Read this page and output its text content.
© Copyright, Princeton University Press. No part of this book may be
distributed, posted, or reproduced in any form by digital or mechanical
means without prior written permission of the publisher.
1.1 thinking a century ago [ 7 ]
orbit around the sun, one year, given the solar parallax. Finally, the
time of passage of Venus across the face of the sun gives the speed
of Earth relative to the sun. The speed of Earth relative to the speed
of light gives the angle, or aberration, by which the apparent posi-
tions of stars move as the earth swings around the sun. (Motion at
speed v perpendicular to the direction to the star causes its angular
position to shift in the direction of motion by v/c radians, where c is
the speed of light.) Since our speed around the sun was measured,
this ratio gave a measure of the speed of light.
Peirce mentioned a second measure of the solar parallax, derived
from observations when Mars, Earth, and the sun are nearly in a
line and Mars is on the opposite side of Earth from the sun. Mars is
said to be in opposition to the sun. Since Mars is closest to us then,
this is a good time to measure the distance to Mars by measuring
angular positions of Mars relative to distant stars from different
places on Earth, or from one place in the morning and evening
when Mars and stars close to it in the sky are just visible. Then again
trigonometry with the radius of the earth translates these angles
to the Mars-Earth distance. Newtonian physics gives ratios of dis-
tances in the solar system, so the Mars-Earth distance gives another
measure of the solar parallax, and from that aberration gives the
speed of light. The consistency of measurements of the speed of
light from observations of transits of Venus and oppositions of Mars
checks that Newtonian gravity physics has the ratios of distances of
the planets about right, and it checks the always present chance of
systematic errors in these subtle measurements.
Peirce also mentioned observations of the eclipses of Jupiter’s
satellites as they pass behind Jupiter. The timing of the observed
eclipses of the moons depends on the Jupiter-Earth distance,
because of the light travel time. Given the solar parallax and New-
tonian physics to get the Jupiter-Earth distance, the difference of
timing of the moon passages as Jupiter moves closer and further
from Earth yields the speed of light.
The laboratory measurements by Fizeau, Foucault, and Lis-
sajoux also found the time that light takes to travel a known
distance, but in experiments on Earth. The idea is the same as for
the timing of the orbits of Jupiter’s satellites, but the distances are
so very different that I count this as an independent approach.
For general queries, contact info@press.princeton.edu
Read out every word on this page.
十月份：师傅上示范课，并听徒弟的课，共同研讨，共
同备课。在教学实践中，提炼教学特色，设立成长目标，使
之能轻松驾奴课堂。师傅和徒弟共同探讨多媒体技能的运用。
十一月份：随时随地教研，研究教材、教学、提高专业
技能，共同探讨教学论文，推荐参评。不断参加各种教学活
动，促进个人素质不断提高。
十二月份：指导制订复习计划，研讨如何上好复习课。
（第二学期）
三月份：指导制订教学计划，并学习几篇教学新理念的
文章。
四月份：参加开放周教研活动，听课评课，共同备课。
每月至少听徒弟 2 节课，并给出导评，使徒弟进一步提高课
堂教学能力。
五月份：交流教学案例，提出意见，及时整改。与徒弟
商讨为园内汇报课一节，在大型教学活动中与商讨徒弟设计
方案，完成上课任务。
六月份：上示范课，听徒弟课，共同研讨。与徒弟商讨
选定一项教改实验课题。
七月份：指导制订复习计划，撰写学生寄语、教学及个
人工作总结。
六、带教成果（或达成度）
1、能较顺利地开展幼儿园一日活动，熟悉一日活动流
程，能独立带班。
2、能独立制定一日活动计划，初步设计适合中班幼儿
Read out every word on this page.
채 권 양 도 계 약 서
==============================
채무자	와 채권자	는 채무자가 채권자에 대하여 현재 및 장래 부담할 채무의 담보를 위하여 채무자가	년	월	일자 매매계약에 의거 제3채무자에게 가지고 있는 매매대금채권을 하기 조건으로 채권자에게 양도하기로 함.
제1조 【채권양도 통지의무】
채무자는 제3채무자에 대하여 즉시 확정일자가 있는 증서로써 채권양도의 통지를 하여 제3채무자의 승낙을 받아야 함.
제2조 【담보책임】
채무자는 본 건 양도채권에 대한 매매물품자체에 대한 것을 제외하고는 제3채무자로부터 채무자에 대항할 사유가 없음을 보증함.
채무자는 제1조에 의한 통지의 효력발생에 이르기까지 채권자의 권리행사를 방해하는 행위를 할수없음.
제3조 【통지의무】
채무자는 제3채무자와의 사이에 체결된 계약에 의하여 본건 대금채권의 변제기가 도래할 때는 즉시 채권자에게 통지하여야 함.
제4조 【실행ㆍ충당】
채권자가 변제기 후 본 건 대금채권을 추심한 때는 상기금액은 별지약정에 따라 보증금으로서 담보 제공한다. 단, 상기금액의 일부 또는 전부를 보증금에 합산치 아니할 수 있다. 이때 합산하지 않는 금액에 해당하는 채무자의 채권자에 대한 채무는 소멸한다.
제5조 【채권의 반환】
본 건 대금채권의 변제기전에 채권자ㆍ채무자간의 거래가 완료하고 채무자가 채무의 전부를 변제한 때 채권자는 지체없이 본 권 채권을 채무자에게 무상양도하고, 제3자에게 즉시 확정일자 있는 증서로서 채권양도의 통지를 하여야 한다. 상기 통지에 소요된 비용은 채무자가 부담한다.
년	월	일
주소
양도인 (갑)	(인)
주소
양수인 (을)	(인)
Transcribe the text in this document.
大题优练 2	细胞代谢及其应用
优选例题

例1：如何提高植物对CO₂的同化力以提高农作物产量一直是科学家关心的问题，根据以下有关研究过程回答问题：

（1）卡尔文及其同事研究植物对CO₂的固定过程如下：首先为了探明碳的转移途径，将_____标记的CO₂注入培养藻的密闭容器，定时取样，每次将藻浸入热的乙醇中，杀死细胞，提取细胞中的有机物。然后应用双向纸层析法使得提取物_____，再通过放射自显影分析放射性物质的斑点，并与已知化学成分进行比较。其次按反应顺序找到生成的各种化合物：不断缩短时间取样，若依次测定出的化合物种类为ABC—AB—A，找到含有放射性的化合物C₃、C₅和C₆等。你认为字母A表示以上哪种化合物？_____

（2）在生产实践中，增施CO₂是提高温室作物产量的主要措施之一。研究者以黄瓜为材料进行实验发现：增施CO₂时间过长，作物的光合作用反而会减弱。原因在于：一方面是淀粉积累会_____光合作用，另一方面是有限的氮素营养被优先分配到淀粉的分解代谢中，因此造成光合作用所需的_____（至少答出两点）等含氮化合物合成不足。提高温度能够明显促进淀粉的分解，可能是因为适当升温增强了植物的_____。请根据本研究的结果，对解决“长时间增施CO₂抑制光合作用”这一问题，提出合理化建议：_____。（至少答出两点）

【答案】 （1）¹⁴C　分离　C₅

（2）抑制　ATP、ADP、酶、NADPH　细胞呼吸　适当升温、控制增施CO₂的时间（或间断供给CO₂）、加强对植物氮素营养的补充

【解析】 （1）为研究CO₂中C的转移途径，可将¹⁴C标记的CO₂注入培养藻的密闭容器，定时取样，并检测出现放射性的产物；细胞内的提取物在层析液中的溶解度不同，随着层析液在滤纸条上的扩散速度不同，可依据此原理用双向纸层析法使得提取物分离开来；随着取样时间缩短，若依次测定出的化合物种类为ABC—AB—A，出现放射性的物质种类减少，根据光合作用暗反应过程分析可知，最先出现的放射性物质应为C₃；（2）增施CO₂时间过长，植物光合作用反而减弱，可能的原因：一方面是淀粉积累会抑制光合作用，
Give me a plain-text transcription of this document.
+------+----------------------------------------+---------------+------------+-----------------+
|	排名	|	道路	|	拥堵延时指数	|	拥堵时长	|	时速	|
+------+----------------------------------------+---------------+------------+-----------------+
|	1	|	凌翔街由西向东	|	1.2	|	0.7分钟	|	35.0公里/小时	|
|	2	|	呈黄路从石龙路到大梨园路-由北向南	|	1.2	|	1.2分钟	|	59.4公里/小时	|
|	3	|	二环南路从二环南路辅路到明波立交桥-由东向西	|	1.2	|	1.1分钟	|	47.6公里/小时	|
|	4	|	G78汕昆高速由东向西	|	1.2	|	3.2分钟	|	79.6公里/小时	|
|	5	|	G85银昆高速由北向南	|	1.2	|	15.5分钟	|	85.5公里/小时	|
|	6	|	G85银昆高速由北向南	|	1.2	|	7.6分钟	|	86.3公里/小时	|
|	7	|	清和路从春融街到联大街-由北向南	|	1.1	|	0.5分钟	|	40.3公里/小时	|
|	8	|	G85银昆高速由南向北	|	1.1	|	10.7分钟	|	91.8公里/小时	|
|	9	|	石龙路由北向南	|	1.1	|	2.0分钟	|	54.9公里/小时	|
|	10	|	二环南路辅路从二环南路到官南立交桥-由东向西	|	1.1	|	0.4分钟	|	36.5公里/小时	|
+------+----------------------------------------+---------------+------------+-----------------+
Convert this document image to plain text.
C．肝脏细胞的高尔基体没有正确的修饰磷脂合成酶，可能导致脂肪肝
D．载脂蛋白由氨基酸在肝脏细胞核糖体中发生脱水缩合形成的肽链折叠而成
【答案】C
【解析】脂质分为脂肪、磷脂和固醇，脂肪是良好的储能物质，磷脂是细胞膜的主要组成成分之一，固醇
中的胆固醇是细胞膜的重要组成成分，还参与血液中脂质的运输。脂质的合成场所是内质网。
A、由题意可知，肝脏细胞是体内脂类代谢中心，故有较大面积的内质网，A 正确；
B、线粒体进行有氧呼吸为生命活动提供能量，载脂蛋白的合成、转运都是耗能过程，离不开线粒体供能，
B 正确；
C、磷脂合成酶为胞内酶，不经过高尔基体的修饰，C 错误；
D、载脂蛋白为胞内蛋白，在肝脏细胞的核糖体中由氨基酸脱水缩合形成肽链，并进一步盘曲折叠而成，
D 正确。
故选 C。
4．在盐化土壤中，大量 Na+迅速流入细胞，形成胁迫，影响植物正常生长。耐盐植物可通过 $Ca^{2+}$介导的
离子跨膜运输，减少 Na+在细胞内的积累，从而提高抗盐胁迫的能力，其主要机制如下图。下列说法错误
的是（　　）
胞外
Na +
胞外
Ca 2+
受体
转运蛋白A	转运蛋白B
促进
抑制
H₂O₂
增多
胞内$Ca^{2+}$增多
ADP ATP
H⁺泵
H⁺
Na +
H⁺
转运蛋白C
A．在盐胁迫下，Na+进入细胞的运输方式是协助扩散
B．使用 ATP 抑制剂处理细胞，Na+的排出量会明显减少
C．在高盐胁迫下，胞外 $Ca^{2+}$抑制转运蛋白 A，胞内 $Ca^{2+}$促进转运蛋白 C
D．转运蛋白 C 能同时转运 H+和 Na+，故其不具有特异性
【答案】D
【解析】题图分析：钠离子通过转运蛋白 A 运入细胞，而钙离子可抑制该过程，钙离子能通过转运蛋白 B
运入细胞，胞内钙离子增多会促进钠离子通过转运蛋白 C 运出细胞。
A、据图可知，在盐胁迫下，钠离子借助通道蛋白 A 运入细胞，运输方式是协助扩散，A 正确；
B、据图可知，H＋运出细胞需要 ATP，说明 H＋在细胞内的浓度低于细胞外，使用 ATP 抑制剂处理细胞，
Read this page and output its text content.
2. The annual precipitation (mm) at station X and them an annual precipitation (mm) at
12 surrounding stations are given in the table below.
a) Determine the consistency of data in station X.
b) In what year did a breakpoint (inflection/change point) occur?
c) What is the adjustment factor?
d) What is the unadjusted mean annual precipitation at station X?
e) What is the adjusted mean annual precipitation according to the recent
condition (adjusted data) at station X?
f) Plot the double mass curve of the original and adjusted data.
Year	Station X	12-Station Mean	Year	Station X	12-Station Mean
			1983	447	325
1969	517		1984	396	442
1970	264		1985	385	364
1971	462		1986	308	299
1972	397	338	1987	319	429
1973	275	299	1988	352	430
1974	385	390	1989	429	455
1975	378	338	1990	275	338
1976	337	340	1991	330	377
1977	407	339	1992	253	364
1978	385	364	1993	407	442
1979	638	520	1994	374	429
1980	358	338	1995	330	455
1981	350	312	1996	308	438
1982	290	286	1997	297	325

——————

### Problem description
Examine the listing and say how many of its lines contain the string "different". Give the number alone.

### Worked answer
2